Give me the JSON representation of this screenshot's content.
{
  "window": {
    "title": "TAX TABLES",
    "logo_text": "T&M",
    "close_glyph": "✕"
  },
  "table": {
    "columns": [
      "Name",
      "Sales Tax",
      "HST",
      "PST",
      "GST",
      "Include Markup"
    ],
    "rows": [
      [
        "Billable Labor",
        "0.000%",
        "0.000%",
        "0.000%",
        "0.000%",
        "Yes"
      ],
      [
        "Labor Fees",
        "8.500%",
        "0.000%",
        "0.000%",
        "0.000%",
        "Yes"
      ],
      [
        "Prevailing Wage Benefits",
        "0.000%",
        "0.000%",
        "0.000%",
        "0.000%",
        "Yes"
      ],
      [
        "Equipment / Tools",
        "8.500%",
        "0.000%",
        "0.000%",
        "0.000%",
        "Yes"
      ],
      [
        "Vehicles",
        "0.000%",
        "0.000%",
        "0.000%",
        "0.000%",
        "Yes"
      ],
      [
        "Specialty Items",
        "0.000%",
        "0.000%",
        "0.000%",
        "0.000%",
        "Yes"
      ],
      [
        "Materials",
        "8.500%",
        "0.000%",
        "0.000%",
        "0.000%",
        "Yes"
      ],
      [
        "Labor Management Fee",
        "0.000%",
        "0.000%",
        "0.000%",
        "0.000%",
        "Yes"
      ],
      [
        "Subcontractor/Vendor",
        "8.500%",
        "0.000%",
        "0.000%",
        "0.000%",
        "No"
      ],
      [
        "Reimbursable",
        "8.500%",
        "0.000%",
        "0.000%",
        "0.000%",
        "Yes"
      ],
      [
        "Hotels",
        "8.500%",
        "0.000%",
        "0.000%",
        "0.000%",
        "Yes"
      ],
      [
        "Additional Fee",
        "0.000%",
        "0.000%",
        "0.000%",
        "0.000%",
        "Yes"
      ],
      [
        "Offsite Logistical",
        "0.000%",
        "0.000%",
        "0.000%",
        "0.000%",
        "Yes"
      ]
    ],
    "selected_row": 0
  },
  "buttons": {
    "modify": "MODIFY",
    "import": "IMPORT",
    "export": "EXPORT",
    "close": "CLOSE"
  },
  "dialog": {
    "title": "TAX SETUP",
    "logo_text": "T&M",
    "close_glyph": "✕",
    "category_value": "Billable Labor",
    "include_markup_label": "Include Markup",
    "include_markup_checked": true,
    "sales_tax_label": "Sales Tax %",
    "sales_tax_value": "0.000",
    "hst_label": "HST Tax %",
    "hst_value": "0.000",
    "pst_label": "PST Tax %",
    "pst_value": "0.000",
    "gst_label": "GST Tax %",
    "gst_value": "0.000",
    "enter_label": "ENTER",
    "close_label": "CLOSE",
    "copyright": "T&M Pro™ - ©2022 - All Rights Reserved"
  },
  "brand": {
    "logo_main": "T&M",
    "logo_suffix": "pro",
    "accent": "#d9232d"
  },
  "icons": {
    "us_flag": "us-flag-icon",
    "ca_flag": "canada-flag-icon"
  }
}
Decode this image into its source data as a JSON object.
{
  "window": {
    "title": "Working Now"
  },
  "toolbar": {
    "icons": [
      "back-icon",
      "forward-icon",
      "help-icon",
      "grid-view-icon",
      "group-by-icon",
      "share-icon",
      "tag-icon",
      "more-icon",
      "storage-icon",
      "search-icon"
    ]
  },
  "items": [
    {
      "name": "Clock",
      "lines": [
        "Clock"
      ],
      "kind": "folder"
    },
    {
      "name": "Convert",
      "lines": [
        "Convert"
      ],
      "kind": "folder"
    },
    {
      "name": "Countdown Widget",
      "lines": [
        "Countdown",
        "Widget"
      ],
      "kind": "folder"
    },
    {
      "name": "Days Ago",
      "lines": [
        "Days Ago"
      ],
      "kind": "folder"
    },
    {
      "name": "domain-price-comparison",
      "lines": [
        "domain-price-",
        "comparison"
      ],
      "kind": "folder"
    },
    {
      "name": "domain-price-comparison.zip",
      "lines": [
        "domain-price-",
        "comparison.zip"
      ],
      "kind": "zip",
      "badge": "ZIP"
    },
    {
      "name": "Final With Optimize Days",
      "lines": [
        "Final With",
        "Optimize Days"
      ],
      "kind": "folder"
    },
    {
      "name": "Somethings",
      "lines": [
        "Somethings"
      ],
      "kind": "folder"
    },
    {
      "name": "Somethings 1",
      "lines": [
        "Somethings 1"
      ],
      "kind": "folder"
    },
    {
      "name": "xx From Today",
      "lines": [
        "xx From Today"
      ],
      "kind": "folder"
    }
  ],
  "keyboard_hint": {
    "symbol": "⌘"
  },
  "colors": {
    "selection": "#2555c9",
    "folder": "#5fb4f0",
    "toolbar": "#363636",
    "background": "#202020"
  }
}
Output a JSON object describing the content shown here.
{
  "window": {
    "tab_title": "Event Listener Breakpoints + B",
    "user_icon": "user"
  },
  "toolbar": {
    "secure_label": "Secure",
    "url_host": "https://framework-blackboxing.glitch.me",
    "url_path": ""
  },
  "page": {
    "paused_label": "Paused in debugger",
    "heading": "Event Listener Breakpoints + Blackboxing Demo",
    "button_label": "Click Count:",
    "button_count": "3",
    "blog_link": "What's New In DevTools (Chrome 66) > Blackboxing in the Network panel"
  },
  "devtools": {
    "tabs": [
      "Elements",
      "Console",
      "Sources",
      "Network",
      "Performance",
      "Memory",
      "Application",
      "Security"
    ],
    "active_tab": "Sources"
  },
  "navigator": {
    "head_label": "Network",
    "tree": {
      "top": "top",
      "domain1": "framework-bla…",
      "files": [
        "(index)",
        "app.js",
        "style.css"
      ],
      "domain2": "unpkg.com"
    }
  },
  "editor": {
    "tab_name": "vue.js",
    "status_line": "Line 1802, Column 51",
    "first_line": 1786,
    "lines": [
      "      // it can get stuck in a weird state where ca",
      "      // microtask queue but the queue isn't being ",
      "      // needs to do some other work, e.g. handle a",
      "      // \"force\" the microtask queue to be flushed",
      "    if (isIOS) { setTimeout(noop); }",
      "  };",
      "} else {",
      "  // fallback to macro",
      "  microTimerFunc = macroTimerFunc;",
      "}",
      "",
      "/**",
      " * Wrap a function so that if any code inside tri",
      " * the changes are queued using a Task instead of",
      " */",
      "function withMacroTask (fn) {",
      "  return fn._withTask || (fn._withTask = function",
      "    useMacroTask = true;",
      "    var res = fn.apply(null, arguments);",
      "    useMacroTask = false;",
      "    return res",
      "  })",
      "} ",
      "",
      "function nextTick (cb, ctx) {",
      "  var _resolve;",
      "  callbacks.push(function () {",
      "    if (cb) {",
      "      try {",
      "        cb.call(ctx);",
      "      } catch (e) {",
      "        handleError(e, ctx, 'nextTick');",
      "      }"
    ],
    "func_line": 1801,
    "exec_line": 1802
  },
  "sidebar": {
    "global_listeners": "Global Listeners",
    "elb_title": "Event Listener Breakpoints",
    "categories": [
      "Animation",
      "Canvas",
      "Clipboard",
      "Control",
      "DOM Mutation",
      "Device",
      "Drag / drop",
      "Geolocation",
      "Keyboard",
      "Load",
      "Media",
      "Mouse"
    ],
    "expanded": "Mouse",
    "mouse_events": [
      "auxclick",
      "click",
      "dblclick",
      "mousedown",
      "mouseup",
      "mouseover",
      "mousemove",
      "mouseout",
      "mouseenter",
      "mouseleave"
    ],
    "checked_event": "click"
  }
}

——————

Directions for this task = Reproduce every entry shown above, precisely as it stands.

Exercise output =
Give me the JSON representation of this screenshot's content.
{
  "window": {
    "title": "TAX TABLES",
    "logo_text": "T&M",
    "close_glyph": "✕"
  },
  "table": {
    "columns": [
      "Name",
      "Sales Tax",
      "HST",
      "PST",
      "GST",
      "Include Markup"
    ],
    "rows": [
      [
        "Billable Labor",
        "0.000%",
        "0.000%",
        "0.000%",
        "0.000%",
        "Yes"
      ],
      [
        "Labor Fees",
        "8.500%",
        "0.000%",
        "0.000%",
        "0.000%",
        "Yes"
      ],
      [
        "Prevailing Wage Benefits",
        "0.000%",
        "0.000%",
        "0.000%",
        "0.000%",
        "Yes"
      ],
      [
        "Equipment / Tools",
        "8.500%",
        "0.000%",
        "0.000%",
        "0.000%",
        "Yes"
      ],
      [
        "Vehicles",
        "0.000%",
        "0.000%",
        "0.000%",
        "0.000%",
        "Yes"
      ],
      [
        "Specialty Items",
        "0.000%",
        "0.000%",
        "0.000%",
        "0.000%",
        "Yes"
      ],
      [
        "Materials",
        "8.500%",
        "0.000%",
        "0.000%",
        "0.000%",
        "Yes"
      ],
      [
        "Labor Management Fee",
        "0.000%",
        "0.000%",
        "0.000%",
        "0.000%",
        "Yes"
      ],
      [
        "Subcontractor/Vendor",
        "8.500%",
        "0.000%",
        "0.000%",
        "0.000%",
        "No"
      ],
      [
        "Reimbursable",
        "8.500%",
        "0.000%",
        "0.000%",
        "0.000%",
        "Yes"
      ],
      [
        "Hotels",
        "8.500%",
        "0.000%",
        "0.000%",
        "0.000%",
        "Yes"
      ],
      [
        "Additional Fee",
        "0.000%",
        "0.000%",
        "0.000%",
        "0.000%",
        "Yes"
      ],
      [
        "Offsite Logistical",
        "0.000%",
        "0.000%",
        "0.000%",
        "0.000%",
        "Yes"
      ]
    ],
    "selected_row": 0
  },
  "buttons": {
    "modify": "MODIFY",
    "import": "IMPORT",
    "export": "EXPORT",
    "close": "CLOSE"
  },
  "dialog": {
    "title": "TAX SETUP",
    "logo_text": "T&M",
    "close_glyph": "✕",
    "category_value": "Billable Labor",
    "include_markup_label": "Include Markup",
    "include_markup_checked": true,
    "sales_tax_label": "Sales Tax %",
    "sales_tax_value": "0.000",
    "hst_label": "HST Tax %",
    "hst_value": "0.000",
    "pst_label": "PST Tax %",
    "pst_value": "0.000",
    "gst_label": "GST Tax %",
    "gst_value": "0.000",
    "enter_label": "ENTER",
    "close_label": "CLOSE",
    "copyright": "T&M Pro™ - ©2022 - All Rights Reserved"
  },
  "brand": {
    "logo_main": "T&M",
    "logo_suffix": "pro",
    "accent": "#d9232d"
  },
  "icons": {
    "us_flag": "us-flag-icon",
    "ca_flag": "canada-flag-icon"
  }
}
Decode this image into its source data as a JSON object.
{
  "window": {
    "title": "Working Now"
  },
  "toolbar": {
    "icons": [
      "back-icon",
      "forward-icon",
      "help-icon",
      "grid-view-icon",
      "group-by-icon",
      "share-icon",
      "tag-icon",
      "more-icon",
      "storage-icon",
      "search-icon"
    ]
  },
  "items": [
    {
      "name": "Clock",
      "lines": [
        "Clock"
      ],
      "kind": "folder"
    },
    {
      "name": "Convert",
      "lines": [
        "Convert"
      ],
      "kind": "folder"
    },
    {
      "name": "Countdown Widget",
      "lines": [
        "Countdown",
        "Widget"
      ],
      "kind": "folder"
    },
    {
      "name": "Days Ago",
      "lines": [
        "Days Ago"
      ],
      "kind": "folder"
    },
    {
      "name": "domain-price-comparison",
      "lines": [
        "domain-price-",
        "comparison"
      ],
      "kind": "folder"
    },
    {
      "name": "domain-price-comparison.zip",
      "lines": [
        "domain-price-",
        "comparison.zip"
      ],
      "kind": "zip",
      "badge": "ZIP"
    },
    {
      "name": "Final With Optimize Days",
      "lines": [
        "Final With",
        "Optimize Days"
      ],
      "kind": "folder"
    },
    {
      "name": "Somethings",
      "lines": [
        "Somethings"
      ],
      "kind": "folder"
    },
    {
      "name": "Somethings 1",
      "lines": [
        "Somethings 1"
      ],
      "kind": "folder"
    },
    {
      "name": "xx From Today",
      "lines": [
        "xx From Today"
      ],
      "kind": "folder"
    }
  ],
  "keyboard_hint": {
    "symbol": "⌘"
  },
  "colors": {
    "selection": "#2555c9",
    "folder": "#5fb4f0",
    "toolbar": "#363636",
    "background": "#202020"
  }
}
Output a JSON object describing the content shown here.
{
  "window": {
    "tab_title": "Event Listener Breakpoints + B",
    "user_icon": "user"
  },
  "toolbar": {
    "secure_label": "Secure",
    "url_host": "https://framework-blackboxing.glitch.me",
    "url_path": ""
  },
  "page": {
    "paused_label": "Paused in debugger",
    "heading": "Event Listener Breakpoints + Blackboxing Demo",
    "button_label": "Click Count:",
    "button_count": "3",
    "blog_link": "What's New In DevTools (Chrome 66) > Blackboxing in the Network panel"
  },
  "devtools": {
    "tabs": [
      "Elements",
      "Console",
      "Sources",
      "Network",
      "Performance",
      "Memory",
      "Application",
      "Security"
    ],
    "active_tab": "Sources"
  },
  "navigator": {
    "head_label": "Network",
    "tree": {
      "top": "top",
      "domain1": "framework-bla…",
      "files": [
        "(index)",
        "app.js",
        "style.css"
      ],
      "domain2": "unpkg.com"
    }
  },
  "editor": {
    "tab_name": "vue.js",
    "status_line": "Line 1802, Column 51",
    "first_line": 1786,
    "lines": [
      "      // it can get stuck in a weird state where ca",
      "      // microtask queue but the queue isn't being ",
      "      // needs to do some other work, e.g. handle a",
      "      // \"force\" the microtask queue to be flushed",
      "    if (isIOS) { setTimeout(noop); }",
      "  };",
      "} else {",
      "  // fallback to macro",
      "  microTimerFunc = macroTimerFunc;",
      "}",
      "",
      "/**",
      " * Wrap a function so that if any code inside tri",
      " * the changes are queued using a Task instead of",
      " */",
      "function withMacroTask (fn) {",
      "  return fn._withTask || (fn._withTask = function",
      "    useMacroTask = true;",
      "    var res = fn.apply(null, arguments);",
      "    useMacroTask = false;",
      "    return res",
      "  })",
      "} ",
      "",
      "function nextTick (cb, ctx) {",
      "  var _resolve;",
      "  callbacks.push(function () {",
      "    if (cb) {",
      "      try {",
      "        cb.call(ctx);",
      "      } catch (e) {",
      "        handleError(e, ctx, 'nextTick');",
      "      }"
    ],
    "func_line": 1801,
    "exec_line": 1802
  },
  "sidebar": {
    "global_listeners": "Global Listeners",
    "elb_title": "Event Listener Breakpoints",
    "categories": [
      "Animation",
      "Canvas",
      "Clipboard",
      "Control",
      "DOM Mutation",
      "Device",
      "Drag / drop",
      "Geolocation",
      "Keyboard",
      "Load",
      "Media",
      "Mouse"
    ],
    "expanded": "Mouse",
    "mouse_events": [
      "auxclick",
      "click",
      "dblclick",
      "mousedown",
      "mouseup",
      "mouseover",
      "mousemove",
      "mouseout",
      "mouseenter",
      "mouseleave"
    ],
    "checked_event": "click"
  }
}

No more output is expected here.